- **Task objective**
Reproduce all of the data exactly, with no line skipped.

*****

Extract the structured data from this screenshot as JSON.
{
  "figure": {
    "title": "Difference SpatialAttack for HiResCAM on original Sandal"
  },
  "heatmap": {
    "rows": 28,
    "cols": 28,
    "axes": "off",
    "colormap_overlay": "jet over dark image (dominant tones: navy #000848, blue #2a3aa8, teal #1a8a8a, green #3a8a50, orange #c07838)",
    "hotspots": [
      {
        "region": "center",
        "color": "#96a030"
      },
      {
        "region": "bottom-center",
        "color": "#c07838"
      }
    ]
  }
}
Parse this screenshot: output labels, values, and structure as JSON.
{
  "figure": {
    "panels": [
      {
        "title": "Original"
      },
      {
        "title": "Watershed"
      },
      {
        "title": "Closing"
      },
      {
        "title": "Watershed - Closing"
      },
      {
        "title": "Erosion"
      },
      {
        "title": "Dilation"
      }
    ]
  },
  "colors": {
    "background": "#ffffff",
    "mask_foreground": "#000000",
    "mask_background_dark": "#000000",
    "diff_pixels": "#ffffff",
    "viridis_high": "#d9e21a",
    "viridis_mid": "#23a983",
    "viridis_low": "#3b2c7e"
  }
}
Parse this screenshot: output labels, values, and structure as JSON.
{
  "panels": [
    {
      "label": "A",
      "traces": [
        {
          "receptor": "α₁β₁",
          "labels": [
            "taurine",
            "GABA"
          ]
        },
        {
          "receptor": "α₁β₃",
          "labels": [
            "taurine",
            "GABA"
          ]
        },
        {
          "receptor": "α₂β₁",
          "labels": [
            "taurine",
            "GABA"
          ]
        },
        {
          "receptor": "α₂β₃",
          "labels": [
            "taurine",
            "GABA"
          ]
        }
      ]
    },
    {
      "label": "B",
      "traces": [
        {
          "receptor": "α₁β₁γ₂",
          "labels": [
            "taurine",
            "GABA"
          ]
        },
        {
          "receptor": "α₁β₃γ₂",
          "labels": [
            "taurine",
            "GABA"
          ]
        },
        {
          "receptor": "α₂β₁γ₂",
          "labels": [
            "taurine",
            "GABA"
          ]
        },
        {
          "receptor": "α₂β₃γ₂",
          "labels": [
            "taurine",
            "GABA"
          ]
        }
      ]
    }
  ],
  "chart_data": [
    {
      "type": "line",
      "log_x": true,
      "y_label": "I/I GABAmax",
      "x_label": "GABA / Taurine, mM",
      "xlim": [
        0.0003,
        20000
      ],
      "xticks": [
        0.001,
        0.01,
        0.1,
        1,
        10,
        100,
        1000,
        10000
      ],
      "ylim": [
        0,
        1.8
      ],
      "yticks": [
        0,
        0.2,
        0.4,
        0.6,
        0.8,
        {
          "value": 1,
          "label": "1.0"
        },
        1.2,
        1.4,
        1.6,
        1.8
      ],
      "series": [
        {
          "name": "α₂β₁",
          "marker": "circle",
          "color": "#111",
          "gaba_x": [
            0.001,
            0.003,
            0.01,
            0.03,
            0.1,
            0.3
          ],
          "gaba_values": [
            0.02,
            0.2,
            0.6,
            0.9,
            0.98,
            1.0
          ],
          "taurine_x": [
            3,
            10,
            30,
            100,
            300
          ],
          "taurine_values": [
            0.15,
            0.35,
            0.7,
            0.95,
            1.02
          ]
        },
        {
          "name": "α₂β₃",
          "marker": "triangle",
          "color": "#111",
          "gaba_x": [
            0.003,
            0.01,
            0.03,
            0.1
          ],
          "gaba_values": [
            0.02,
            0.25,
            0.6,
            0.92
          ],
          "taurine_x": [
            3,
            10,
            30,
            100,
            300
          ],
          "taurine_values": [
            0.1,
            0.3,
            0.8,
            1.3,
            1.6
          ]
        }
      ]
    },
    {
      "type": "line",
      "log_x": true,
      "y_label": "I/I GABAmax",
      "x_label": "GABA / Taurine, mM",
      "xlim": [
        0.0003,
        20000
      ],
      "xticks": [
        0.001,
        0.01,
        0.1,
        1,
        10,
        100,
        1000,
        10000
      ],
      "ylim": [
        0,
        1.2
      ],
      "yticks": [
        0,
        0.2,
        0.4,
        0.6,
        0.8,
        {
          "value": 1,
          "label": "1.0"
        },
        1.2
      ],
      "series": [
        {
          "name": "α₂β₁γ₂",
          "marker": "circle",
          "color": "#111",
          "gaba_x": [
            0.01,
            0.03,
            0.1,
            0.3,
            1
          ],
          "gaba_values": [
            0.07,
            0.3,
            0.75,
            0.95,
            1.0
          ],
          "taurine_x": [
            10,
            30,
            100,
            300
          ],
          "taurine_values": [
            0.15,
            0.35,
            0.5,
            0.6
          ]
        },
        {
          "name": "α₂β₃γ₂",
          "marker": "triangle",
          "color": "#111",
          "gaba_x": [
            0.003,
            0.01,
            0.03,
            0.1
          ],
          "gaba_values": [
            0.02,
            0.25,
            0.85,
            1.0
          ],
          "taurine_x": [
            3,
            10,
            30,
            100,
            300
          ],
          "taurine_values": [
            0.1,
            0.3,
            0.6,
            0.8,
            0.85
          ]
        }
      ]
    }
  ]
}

*****

- **Reply to the task**
Extract the structured data from this screenshot as JSON.
{
  "figure": {
    "title": "Difference SpatialAttack for HiResCAM on original Sandal"
  },
  "heatmap": {
    "rows": 28,
    "cols": 28,
    "axes": "off",
    "colormap_overlay": "jet over dark image (dominant tones: navy #000848, blue #2a3aa8, teal #1a8a8a, green #3a8a50, orange #c07838)",
    "hotspots": [
      {
        "region": "center",
        "color": "#96a030"
      },
      {
        "region": "bottom-center",
        "color": "#c07838"
      }
    ]
  }
}
Parse this screenshot: output labels, values, and structure as JSON.
{
  "figure": {
    "panels": [
      {
        "title": "Original"
      },
      {
        "title": "Watershed"
      },
      {
        "title": "Closing"
      },
      {
        "title": "Watershed - Closing"
      },
      {
        "title": "Erosion"
      },
      {
        "title": "Dilation"
      }
    ]
  },
  "colors": {
    "background": "#ffffff",
    "mask_foreground": "#000000",
    "mask_background_dark": "#000000",
    "diff_pixels": "#ffffff",
    "viridis_high": "#d9e21a",
    "viridis_mid": "#23a983",
    "viridis_low": "#3b2c7e"
  }
}
Parse this screenshot: output labels, values, and structure as JSON.
{
  "panels": [
    {
      "label": "A",
      "traces": [
        {
          "receptor": "α₁β₁",
          "labels": [
            "taurine",
            "GABA"
          ]
        },
        {
          "receptor": "α₁β₃",
          "labels": [
            "taurine",
            "GABA"
          ]
        },
        {
          "receptor": "α₂β₁",
          "labels": [
            "taurine",
            "GABA"
          ]
        },
        {
          "receptor": "α₂β₃",
          "labels": [
            "taurine",
            "GABA"
          ]
        }
      ]
    },
    {
      "label": "B",
      "traces": [
        {
          "receptor": "α₁β₁γ₂",
          "labels": [
            "taurine",
            "GABA"
          ]
        },
        {
          "receptor": "α₁β₃γ₂",
          "labels": [
            "taurine",
            "GABA"
          ]
        },
        {
          "receptor": "α₂β₁γ₂",
          "labels": [
            "taurine",
            "GABA"
          ]
        },
        {
          "receptor": "α₂β₃γ₂",
          "labels": [
            "taurine",
            "GABA"
          ]
        }
      ]
    }
  ],
  "chart_data": [
    {
      "type": "line",
      "log_x": true,
      "y_label": "I/I GABAmax",
      "x_label": "GABA / Taurine, mM",
      "xlim": [
        0.0003,
        20000
      ],
      "xticks": [
        0.001,
        0.01,
        0.1,
        1,
        10,
        100,
        1000,
        10000
      ],
      "ylim": [
        0,
        1.8
      ],
      "yticks": [
        0,
        0.2,
        0.4,
        0.6,
        0.8,
        {
          "value": 1,
          "label": "1.0"
        },
        1.2,
        1.4,
        1.6,
        1.8
      ],
      "series": [
        {
          "name": "α₂β₁",
          "marker": "circle",
          "color": "#111",
          "gaba_x": [
            0.001,
            0.003,
            0.01,
            0.03,
            0.1,
            0.3
          ],
          "gaba_values": [
            0.02,
            0.2,
            0.6,
            0.9,
            0.98,
            1.0
          ],
          "taurine_x": [
            3,
            10,
            30,
            100,
            300
          ],
          "taurine_values": [
            0.15,
            0.35,
            0.7,
            0.95,
            1.02
          ]
        },
        {
          "name": "α₂β₃",
          "marker": "triangle",
          "color": "#111",
          "gaba_x": [
            0.003,
            0.01,
            0.03,
            0.1
          ],
          "gaba_values": [
            0.02,
            0.25,
            0.6,
            0.92
          ],
          "taurine_x": [
            3,
            10,
            30,
            100,
            300
          ],
          "taurine_values": [
            0.1,
            0.3,
            0.8,
            1.3,
            1.6
          ]
        }
      ]
    },
    {
      "type": "line",
      "log_x": true,
      "y_label": "I/I GABAmax",
      "x_label": "GABA / Taurine, mM",
      "xlim": [
        0.0003,
        20000
      ],
      "xticks": [
        0.001,
        0.01,
        0.1,
        1,
        10,
        100,
        1000,
        10000
      ],
      "ylim": [
        0,
        1.2
      ],
      "yticks": [
        0,
        0.2,
        0.4,
        0.6,
        0.8,
        {
          "value": 1,
          "label": "1.0"
        },
        1.2
      ],
      "series": [
        {
          "name": "α₂β₁γ₂",
          "marker": "circle",
          "color": "#111",
          "gaba_x": [
            0.01,
            0.03,
            0.1,
            0.3,
            1
          ],
          "gaba_values": [
            0.07,
            0.3,
            0.75,
            0.95,
            1.0
          ],
          "taurine_x": [
            10,
            30,
            100,
            300
          ],
          "taurine_values": [
            0.15,
            0.35,
            0.5,
            0.6
          ]
        },
        {
          "name": "α₂β₃γ₂",
          "marker": "triangle",
          "color": "#111",
          "gaba_x": [
            0.003,
            0.01,
            0.03,
            0.1
          ],
          "gaba_values": [
            0.02,
            0.25,
            0.85,
            1.0
          ],
          "taurine_x": [
            3,
            10,
            30,
            100,
            300
          ],
          "taurine_values": [
            0.1,
            0.3,
            0.6,
            0.8,
            0.85
          ]
        }
      ]
    }
  ]
}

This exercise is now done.